WHAT NEEDS TO BE DONE
Tally the lines holding "CONSUMER" and state only that figure.

STORED ROWS

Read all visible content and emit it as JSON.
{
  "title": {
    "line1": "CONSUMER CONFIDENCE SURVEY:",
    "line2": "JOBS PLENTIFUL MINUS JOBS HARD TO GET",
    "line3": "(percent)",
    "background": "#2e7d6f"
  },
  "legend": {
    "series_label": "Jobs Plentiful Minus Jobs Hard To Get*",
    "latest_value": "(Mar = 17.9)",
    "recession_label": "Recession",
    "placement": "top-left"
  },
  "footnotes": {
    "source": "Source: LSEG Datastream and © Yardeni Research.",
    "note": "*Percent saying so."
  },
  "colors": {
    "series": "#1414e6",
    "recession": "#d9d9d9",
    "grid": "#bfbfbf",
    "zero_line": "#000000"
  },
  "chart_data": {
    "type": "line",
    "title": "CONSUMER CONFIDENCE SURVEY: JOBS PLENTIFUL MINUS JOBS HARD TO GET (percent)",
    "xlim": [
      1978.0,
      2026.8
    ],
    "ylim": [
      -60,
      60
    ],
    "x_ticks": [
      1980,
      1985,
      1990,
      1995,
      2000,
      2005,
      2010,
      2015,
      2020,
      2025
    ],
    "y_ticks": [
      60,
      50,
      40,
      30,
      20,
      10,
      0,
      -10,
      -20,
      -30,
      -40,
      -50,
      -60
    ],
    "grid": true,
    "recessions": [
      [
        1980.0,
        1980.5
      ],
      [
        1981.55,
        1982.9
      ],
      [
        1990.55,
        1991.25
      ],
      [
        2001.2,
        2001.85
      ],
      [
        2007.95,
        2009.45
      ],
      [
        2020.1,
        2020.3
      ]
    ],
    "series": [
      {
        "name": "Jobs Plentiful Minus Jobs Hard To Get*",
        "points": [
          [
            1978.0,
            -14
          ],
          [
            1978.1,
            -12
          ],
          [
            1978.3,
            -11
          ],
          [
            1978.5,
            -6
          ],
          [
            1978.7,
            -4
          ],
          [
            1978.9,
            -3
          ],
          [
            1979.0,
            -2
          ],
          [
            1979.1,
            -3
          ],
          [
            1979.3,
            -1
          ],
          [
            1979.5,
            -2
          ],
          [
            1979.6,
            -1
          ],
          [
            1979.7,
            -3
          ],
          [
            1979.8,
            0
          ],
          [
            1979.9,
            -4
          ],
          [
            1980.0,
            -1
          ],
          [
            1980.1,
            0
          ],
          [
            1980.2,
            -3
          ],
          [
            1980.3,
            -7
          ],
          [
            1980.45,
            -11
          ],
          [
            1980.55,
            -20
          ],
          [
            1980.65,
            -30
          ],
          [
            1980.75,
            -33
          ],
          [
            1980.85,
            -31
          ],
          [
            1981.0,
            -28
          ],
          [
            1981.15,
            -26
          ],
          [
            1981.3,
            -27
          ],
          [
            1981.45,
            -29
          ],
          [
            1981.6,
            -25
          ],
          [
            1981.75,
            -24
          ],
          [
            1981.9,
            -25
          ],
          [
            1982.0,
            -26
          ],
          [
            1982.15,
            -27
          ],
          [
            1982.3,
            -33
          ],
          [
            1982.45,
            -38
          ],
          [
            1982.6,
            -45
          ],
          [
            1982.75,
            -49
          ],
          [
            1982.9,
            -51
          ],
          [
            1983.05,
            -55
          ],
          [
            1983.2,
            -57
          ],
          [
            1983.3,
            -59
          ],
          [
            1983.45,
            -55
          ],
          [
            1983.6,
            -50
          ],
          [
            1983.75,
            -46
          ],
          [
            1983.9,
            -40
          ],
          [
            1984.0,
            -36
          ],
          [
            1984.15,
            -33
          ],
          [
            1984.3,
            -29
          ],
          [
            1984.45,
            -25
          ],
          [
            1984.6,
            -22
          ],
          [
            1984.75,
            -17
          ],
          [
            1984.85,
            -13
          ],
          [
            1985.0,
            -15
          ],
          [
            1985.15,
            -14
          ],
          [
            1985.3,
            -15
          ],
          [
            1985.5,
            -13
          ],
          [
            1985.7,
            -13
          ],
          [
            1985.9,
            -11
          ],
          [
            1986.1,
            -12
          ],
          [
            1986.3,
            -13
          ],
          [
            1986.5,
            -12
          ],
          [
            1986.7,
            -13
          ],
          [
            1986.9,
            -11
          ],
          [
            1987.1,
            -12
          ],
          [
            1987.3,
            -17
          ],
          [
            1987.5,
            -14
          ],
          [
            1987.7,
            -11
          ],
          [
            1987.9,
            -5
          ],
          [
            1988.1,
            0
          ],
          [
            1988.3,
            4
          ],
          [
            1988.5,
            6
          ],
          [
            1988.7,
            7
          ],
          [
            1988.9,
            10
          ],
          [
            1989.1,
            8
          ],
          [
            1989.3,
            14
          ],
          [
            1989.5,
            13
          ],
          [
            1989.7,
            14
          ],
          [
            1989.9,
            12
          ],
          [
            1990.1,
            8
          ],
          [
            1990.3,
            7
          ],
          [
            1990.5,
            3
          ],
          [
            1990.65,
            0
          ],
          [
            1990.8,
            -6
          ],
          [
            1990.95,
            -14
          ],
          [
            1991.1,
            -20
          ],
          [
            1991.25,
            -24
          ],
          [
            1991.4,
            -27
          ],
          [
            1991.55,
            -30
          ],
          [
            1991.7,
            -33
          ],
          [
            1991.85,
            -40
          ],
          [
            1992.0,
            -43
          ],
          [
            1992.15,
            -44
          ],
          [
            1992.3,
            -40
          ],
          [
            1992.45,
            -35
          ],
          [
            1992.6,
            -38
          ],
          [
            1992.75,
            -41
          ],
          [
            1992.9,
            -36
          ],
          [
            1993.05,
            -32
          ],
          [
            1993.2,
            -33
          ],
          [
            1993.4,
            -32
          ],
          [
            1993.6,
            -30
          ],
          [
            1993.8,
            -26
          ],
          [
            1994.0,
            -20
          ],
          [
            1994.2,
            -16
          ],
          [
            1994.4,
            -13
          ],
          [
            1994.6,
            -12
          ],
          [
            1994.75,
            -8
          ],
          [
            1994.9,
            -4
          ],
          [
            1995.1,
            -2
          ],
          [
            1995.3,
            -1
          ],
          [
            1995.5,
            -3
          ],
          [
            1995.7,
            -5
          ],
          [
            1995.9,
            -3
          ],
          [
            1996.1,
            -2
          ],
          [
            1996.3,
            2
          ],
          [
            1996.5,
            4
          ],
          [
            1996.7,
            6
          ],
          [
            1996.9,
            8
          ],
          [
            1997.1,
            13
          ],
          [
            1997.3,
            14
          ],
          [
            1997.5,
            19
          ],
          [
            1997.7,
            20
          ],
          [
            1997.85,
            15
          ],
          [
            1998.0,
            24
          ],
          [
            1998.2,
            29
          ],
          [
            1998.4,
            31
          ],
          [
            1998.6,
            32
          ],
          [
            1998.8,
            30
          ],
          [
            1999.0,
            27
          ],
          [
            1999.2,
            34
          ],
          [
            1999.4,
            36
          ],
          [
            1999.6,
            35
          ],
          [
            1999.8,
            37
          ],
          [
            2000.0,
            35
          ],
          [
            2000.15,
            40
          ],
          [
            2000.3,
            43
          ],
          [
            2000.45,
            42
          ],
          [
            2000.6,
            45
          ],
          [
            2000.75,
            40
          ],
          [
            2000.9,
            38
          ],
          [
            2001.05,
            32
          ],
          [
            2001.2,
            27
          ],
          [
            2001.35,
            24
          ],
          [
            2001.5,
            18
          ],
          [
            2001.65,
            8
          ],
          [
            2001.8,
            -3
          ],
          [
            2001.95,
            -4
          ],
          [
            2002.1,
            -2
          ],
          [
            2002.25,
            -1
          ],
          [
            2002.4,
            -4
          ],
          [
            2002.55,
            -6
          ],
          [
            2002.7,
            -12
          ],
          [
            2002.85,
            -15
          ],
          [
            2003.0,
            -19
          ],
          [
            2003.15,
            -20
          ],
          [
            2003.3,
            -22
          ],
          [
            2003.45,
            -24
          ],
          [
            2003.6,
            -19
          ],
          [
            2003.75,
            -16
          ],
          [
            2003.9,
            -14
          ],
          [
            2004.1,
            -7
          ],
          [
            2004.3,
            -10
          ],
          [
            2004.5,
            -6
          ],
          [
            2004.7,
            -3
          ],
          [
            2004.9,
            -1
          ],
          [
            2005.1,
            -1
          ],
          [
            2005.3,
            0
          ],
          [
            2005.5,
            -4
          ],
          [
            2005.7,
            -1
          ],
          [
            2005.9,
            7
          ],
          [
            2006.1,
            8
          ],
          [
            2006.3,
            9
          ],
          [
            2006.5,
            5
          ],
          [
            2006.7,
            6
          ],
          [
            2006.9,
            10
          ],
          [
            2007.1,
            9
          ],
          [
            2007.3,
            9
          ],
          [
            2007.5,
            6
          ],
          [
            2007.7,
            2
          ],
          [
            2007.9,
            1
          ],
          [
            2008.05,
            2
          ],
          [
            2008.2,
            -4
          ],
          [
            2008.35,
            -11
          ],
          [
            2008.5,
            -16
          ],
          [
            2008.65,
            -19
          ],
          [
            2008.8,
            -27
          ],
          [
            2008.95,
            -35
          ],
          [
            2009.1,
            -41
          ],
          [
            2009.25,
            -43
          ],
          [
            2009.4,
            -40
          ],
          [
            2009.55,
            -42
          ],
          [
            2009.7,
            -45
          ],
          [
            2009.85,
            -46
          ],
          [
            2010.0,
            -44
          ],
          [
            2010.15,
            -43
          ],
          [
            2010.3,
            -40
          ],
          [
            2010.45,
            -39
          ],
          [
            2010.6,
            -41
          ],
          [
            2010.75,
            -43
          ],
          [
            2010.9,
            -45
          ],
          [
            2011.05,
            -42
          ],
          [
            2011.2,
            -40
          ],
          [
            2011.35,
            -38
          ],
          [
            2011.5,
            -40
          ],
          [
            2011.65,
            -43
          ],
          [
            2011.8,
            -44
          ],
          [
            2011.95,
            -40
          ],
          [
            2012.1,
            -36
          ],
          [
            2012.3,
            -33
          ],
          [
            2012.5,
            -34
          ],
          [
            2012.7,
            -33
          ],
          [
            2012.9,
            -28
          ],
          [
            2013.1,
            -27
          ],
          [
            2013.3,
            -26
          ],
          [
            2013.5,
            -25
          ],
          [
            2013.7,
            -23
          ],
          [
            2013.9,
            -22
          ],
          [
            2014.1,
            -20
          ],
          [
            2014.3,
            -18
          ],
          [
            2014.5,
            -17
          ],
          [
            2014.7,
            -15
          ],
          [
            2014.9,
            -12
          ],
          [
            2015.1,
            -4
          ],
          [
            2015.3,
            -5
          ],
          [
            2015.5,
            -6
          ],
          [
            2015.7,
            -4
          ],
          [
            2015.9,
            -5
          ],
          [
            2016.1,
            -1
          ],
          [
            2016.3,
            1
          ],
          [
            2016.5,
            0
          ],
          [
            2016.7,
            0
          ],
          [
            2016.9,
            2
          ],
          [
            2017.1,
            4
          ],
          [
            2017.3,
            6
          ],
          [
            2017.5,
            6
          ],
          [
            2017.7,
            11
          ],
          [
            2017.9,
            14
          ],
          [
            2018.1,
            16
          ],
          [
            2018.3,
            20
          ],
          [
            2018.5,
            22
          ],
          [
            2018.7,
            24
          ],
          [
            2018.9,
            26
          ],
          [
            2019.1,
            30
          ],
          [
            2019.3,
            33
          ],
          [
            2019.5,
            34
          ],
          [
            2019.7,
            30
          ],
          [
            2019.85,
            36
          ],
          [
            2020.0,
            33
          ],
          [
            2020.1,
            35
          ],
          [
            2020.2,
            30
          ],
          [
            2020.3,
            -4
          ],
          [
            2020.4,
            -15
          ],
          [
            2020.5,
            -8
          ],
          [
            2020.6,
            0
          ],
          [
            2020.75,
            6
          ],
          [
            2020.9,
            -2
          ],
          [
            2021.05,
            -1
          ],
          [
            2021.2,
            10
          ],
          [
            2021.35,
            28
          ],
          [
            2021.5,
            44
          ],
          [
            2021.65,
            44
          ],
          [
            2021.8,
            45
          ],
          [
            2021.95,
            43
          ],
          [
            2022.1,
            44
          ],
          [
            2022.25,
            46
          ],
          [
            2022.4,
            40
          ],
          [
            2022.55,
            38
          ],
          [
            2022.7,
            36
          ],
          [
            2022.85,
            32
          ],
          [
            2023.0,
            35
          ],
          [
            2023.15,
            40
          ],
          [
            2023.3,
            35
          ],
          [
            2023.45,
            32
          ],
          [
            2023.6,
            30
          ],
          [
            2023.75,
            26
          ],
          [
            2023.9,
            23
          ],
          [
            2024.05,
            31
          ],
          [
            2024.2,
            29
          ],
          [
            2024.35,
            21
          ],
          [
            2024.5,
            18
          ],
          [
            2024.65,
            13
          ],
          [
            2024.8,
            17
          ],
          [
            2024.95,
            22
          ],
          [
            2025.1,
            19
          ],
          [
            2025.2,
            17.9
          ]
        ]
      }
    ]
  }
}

FINAL RESULT
2